> _Passage proposé_

Yiphtah honore son vœu envers Jéhovah

Yiphtah honore son vœu envers Jéhovah

UN GUERRIER rentre chez lui après avoir libéré son peuple de ses oppresseurs. À la vue de sa fille qui, toute joyeuse de le voir sain et sauf, court à sa rencontre en dansant et en jouant du tambourin, il déchire ses vêtements. Pourquoi ne partage-​t-​il pas sa joie ? Quelle bataille vient-​il de remporter ? Et d’abord, qui est-​il ?

Cet homme, Yiphtah, est l’un des juges de l’antique Israël. Mais avant de répondre aux autres questions et de voir ce que le récit peut nous enseigner, il nous faut revenir sur les événements qui ont précédé ces curieuses retrouvailles.

Israël traverse une crise

Yiphtah vit à une époque de crise. Ses frères israélites ont délaissé le culte pur pour servir les dieux de Sidon, de Moab, d’Ammôn et de Philistie. Par conséquent, Jéhovah abandonne son peuple aux mains des Ammonites et des Philistins, qui l’oppressent pendant 18 ans. Les habitants de Guiléad, à l’est du Jourdain, sont les principales victimes *. Finalement, les Israélites reviennent à la raison : ils se repentent, recherchent l’aide de Jéhovah, se remettent à le servir et se débarrassent des dieux étrangers. — Juges 10:6-16.

Les Ammonites ayant établi leur camp en Guiléad, les Israélites se rassemblent pour les affronter. Mais il manque un chef à Israël (Juges 10:17, 18). Pendant ce temps, Yiphtah doit composer avec ses propres difficultés. Ses demi-frères, gagnés par l’avidité, l’ont chassé afin de mettre la main sur son héritage. Yiphtah se rend donc à Tob, une région située à l’est de Guiléad et se trouvant à portée de lance des ennemis d’Israël. “ Des hommes oisifs ” — probablement des hommes qui ont été privés de travail par les oppresseurs, ou qui se sont rebellés contre la servitude à laquelle ils avaient été réduits — se joignent à Yiphtah. Ils ‘ sortent avec lui ’, ce qui veut peut-être dire qu’ils l’accompagnent dans des raids contre certains voisins hostiles. Sans doute parce que Yiphtah se révèle habile au combat, les Écritures en parlent comme d’un homme “ fort et vaillant ”. (Juges 11:1-3.) Qui donc commandera Israël contre les Ammonites ?

“ Viens donc. Deviens notre commandant ”

Les anciens de Guiléad font appel à Yiphtah. “ Viens donc. Deviens notre commandant ”, lui disent-​ils. S’ils croient que la seule idée de rentrer chez lui va le faire accourir, ils se trompent. “ N’est-​ce pas vous qui m’avez haï, si bien que vous m’avez chassé de la maison de mon père ? leur rétorque-​t-​il. Pourquoi donc êtes-​vous venus vers moi, maintenant que vous êtes dans la détresse ? ” Quelle bassesse de faire appel à Yiphtah après l’avoir rejeté quelque temps auparavant ! — Juges 11:4-7.

> _Listing fourni_
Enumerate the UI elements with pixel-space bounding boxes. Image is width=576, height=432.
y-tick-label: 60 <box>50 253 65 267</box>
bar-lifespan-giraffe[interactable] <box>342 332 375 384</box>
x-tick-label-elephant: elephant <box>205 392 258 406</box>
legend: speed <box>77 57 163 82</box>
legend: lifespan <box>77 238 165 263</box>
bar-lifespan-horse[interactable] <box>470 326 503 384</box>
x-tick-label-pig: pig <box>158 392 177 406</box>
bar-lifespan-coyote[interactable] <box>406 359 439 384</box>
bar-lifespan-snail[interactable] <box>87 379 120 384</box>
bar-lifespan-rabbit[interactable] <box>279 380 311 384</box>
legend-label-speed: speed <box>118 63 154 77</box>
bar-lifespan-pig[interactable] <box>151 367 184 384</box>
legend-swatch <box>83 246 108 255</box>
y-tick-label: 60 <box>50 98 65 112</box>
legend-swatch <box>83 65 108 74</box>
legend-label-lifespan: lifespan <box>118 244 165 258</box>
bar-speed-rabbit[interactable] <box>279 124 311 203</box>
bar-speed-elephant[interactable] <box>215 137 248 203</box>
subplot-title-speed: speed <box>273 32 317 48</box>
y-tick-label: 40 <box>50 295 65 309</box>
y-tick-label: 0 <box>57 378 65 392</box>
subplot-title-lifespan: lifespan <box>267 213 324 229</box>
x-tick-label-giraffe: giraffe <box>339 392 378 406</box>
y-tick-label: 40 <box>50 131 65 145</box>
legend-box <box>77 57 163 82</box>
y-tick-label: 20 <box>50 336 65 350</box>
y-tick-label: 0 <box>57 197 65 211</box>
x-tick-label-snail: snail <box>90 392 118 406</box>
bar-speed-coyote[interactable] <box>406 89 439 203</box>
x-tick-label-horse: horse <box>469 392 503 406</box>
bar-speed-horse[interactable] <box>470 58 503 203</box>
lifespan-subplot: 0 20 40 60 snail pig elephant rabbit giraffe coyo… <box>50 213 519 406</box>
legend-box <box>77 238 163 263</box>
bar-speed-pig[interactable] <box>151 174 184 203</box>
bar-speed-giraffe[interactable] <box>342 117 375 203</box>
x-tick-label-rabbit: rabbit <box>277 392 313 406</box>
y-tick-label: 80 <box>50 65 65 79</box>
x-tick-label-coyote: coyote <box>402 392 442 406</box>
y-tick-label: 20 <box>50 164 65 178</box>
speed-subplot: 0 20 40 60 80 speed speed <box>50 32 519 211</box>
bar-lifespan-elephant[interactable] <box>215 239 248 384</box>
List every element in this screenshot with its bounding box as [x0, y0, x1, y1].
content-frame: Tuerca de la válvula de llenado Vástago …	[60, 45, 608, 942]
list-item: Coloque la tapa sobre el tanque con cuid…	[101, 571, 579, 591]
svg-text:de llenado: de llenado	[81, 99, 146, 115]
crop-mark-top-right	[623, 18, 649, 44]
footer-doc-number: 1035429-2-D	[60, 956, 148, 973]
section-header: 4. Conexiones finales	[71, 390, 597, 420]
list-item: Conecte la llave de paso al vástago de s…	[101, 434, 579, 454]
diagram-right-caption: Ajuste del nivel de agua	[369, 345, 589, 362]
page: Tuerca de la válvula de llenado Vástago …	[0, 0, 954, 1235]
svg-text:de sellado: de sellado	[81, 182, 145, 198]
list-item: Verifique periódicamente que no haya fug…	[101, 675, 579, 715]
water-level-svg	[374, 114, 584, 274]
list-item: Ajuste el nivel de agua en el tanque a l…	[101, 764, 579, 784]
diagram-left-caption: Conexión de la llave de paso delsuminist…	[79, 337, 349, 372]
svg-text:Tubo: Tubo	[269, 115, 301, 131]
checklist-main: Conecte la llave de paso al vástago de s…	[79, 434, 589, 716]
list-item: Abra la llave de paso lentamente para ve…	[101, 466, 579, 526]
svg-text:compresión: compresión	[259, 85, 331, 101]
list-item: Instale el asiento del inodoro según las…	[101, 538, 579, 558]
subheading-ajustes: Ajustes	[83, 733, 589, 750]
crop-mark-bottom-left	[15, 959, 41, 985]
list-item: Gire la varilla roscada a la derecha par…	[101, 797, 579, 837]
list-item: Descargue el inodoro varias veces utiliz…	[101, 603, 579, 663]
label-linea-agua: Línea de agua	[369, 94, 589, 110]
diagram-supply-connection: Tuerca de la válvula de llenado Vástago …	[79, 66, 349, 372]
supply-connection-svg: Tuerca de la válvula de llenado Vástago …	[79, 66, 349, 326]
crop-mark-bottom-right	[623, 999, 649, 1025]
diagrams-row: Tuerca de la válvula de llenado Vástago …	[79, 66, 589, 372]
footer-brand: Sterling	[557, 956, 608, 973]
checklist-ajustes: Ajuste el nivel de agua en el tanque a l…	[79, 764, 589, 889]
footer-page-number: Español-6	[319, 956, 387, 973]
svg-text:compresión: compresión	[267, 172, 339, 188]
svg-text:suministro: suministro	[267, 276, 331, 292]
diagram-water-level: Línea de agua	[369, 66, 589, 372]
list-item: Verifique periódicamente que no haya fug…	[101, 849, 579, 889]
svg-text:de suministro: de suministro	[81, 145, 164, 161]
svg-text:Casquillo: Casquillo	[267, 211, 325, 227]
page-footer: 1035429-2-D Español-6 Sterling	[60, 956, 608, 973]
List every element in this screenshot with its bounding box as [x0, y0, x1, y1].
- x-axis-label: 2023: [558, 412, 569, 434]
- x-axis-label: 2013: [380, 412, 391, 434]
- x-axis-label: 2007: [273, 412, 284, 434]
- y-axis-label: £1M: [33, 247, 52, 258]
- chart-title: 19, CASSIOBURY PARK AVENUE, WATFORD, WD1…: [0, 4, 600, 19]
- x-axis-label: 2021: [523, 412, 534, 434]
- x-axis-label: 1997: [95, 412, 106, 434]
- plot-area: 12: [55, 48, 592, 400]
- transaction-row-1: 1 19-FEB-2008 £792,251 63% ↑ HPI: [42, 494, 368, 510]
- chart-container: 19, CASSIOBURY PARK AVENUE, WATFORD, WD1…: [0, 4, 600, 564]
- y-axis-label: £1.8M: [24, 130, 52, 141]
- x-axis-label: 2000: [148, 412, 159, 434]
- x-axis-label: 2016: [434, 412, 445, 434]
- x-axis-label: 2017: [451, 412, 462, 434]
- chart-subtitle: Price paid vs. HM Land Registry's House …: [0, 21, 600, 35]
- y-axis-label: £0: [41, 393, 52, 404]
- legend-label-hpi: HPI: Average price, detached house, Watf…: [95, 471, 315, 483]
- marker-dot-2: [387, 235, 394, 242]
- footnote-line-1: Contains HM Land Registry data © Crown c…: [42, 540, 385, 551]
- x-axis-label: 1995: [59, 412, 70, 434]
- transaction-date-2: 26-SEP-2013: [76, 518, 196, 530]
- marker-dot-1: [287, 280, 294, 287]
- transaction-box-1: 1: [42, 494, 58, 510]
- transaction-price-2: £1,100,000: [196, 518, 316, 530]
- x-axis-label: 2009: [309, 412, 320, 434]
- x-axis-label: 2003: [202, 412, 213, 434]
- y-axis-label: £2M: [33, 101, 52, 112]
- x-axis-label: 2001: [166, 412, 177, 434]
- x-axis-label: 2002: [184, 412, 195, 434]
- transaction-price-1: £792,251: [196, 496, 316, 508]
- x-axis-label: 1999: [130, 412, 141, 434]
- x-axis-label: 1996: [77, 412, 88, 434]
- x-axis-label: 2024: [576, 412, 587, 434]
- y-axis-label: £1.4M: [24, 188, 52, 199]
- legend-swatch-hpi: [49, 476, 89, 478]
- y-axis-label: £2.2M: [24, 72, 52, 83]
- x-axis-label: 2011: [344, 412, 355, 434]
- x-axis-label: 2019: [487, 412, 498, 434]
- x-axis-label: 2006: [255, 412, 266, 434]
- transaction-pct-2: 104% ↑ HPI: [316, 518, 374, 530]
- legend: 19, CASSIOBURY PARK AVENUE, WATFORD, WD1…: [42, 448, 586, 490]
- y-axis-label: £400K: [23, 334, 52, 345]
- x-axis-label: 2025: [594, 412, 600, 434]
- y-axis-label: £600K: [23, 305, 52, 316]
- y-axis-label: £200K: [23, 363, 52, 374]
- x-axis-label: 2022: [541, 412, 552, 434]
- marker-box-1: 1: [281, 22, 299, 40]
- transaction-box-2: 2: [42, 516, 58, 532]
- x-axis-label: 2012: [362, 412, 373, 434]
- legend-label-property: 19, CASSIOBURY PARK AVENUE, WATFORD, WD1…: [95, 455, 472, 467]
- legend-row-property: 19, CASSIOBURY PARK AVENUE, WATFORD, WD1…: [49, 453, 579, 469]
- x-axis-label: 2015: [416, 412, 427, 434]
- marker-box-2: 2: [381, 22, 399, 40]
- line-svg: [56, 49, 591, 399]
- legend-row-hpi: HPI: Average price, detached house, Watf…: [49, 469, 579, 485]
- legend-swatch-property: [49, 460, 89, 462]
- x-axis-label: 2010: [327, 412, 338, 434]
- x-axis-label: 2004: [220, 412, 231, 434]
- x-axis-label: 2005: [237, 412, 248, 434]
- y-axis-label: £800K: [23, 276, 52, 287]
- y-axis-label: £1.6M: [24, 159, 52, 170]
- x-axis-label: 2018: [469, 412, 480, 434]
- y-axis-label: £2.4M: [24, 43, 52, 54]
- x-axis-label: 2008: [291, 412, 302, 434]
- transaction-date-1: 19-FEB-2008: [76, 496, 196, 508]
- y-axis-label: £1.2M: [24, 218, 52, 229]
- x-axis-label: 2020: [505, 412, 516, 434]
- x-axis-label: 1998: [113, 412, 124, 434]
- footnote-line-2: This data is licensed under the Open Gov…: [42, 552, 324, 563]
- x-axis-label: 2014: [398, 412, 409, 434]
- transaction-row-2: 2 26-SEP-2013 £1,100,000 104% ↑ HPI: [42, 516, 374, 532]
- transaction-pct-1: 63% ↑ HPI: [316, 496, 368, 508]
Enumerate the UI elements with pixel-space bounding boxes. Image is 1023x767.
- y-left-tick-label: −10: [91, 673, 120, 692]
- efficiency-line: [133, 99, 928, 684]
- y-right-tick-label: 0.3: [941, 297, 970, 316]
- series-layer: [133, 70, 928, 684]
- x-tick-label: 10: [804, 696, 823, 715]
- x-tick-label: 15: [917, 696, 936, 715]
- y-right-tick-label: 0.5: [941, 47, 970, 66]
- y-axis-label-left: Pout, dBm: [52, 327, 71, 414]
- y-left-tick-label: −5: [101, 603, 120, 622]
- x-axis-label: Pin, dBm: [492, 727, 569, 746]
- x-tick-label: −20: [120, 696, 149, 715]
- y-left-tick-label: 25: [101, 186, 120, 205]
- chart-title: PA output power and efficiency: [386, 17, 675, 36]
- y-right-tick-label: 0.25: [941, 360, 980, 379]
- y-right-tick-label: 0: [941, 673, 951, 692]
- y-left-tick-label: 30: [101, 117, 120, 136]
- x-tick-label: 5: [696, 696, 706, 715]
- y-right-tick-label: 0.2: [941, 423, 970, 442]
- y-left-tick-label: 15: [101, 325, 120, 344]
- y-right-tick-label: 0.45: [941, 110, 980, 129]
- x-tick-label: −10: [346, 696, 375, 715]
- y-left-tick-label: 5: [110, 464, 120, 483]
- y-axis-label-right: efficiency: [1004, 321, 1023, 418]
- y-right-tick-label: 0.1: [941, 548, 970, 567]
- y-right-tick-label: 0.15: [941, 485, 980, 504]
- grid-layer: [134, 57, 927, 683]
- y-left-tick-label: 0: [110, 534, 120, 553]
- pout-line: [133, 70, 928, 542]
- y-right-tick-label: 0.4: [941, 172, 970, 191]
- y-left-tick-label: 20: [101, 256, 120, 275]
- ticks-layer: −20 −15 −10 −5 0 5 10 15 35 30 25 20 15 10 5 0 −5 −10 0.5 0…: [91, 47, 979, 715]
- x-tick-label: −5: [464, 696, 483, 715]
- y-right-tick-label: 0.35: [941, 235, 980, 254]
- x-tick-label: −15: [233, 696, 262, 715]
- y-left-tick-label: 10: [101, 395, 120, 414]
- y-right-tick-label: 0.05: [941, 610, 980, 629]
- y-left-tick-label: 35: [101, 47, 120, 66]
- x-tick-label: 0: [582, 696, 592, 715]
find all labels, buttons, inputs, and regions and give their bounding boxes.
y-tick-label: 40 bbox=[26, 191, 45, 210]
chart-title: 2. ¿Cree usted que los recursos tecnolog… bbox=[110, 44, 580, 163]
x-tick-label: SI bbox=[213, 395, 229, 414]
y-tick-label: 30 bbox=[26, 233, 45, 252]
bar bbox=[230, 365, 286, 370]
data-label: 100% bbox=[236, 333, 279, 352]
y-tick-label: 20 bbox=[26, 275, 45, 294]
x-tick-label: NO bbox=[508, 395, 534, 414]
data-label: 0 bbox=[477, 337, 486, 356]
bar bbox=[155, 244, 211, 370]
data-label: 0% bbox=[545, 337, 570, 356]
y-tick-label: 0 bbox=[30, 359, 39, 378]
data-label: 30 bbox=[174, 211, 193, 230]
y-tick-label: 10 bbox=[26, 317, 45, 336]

> _Problème posé 1_
Réponds à ces questions sur le passage consacré à Yiphtah :
(a) Pendant combien d'années les Ammonites et les Philistins oppriment-ils le peuple ?
(b) Dans quelle région Yiphtah se rend-il après avoir été chassé par ses demi-frères ?
(c) Par quels mots les anciens de Guiléad demandent-ils à Yiphtah de prendre leur tête ?
> _Problème posé 2_
Présente sous forme de liste numérotée, sans les lignes vides, tout le listing depuis son début jusqu'à la ligne contenant « legend: speed <box>77 57 163 82</box> », celle-ci comprise.

> _Réponse attendue 1_
(a) Pendant 18 ans.
(b) À Tob, une région située à l'est de Guiléad.
(c) « Viens donc. Deviens notre commandant »

> _Réponse attendue 2_
1. Enumerate the UI elements with pixel-space bounding boxes. Image is width=576, height=432.
2. y-tick-label: 60 <box>50 253 65 267</box>
3. bar-lifespan-giraffe[interactable] <box>342 332 375 384</box>
4. x-tick-label-elephant: elephant <box>205 392 258 406</box>
5. legend: speed <box>77 57 163 82</box>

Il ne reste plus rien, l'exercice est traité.